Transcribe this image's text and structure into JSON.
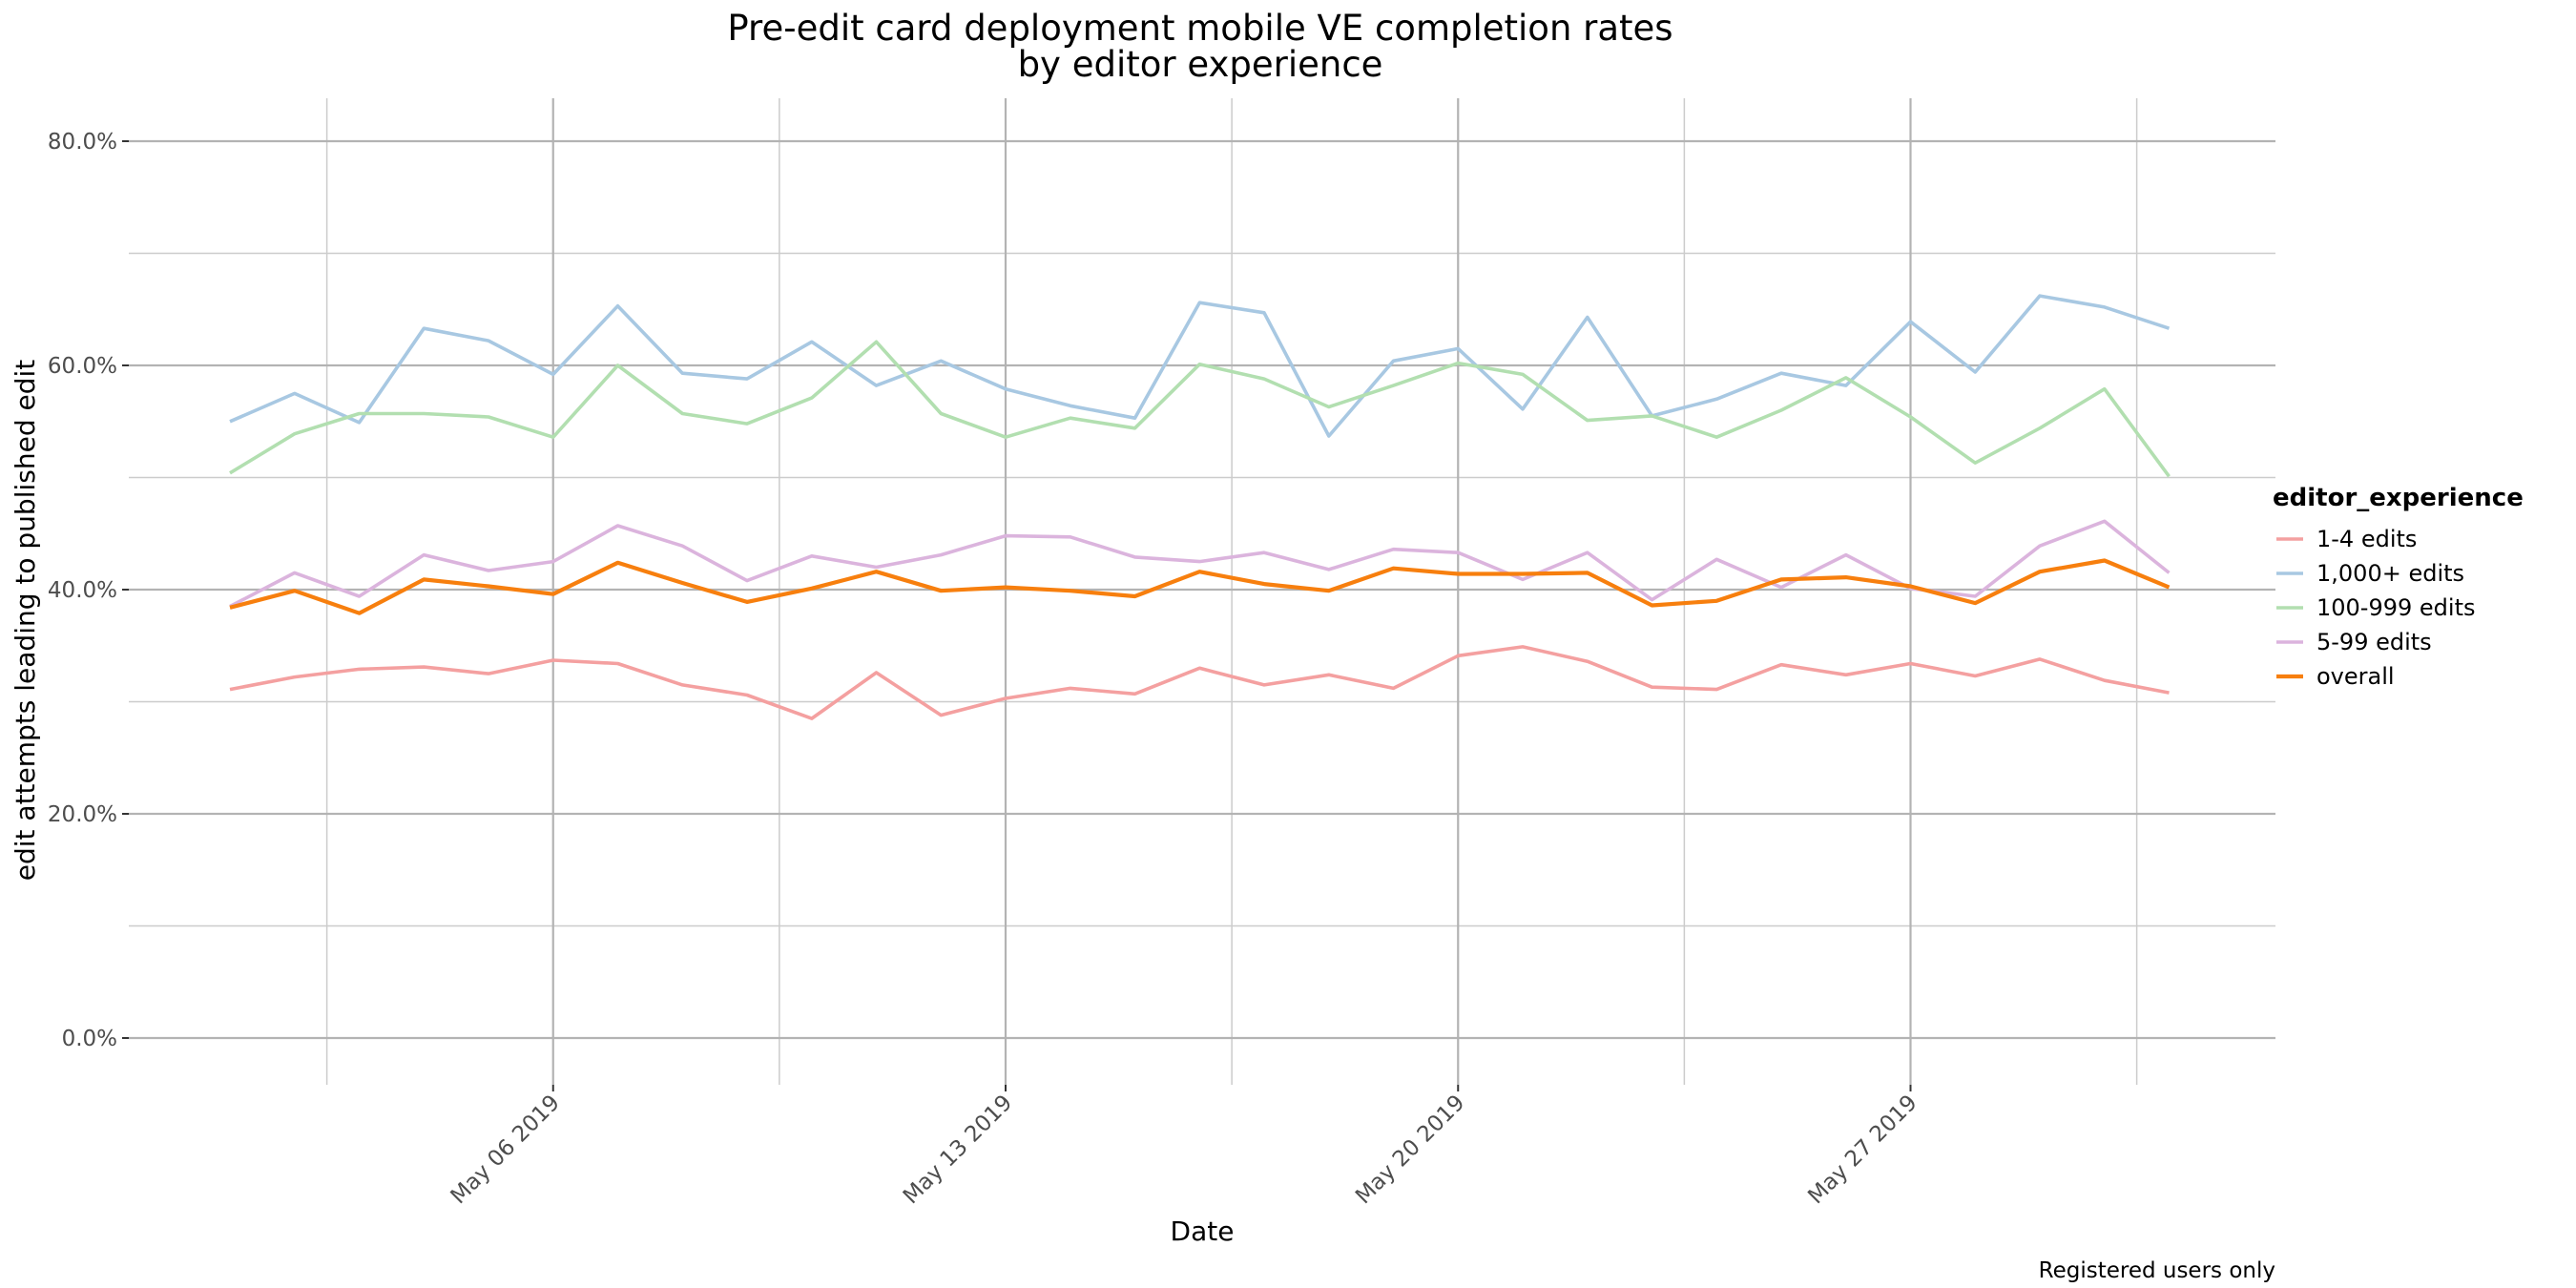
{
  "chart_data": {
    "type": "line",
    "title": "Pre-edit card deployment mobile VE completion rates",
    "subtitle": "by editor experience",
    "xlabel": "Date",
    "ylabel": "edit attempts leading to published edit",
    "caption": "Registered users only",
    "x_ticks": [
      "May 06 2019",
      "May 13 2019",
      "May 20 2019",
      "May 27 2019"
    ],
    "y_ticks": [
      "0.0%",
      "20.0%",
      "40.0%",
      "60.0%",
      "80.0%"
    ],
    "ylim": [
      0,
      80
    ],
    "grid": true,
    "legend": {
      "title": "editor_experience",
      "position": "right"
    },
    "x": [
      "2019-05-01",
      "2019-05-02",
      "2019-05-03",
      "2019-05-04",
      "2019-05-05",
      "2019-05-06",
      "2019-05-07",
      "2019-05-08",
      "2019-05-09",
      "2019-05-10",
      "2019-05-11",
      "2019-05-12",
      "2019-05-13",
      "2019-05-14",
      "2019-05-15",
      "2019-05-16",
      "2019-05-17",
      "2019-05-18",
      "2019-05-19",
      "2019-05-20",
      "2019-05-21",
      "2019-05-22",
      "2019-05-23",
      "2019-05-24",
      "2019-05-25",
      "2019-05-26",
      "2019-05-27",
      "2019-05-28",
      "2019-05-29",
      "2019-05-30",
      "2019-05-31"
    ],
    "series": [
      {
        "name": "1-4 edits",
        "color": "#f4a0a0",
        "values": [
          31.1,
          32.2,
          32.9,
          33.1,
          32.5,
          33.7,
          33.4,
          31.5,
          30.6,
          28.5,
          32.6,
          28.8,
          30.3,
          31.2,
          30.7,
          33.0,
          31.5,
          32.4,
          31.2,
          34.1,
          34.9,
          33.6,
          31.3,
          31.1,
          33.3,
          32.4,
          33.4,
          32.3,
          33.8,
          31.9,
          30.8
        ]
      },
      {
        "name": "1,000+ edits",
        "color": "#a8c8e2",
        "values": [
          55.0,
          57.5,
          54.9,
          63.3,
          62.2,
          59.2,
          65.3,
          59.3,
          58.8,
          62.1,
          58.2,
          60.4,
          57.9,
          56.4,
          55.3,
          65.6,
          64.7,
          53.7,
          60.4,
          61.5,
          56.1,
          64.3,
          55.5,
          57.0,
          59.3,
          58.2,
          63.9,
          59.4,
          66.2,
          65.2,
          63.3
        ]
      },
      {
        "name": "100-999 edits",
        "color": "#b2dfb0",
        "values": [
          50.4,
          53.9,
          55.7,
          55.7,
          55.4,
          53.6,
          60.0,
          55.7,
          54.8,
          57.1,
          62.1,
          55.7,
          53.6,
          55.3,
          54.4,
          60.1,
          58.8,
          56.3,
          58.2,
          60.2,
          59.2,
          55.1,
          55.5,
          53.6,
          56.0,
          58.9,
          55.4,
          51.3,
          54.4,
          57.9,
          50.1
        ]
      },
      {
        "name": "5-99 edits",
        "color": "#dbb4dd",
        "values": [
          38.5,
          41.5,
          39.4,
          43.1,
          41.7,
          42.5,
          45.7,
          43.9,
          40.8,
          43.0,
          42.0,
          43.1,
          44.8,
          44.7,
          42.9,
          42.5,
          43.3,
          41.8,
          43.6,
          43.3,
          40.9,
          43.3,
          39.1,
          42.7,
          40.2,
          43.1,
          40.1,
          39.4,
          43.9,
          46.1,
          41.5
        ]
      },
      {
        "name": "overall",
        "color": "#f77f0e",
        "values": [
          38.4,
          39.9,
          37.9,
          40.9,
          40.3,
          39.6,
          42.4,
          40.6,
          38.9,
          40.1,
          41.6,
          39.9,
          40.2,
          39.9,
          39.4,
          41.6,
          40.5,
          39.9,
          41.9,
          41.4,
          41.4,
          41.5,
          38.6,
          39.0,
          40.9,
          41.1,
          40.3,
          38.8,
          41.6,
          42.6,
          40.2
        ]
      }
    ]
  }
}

#### PROBLEM DESCRIPTION
Please list every line of the records that contains "color".

#### SOLUTION FOR THIS EXERCISE
        "color": "#f4a0a0",
        "color": "#a8c8e2",
        "color": "#b2dfb0",
        "color": "#dbb4dd",
        "color": "#f77f0e",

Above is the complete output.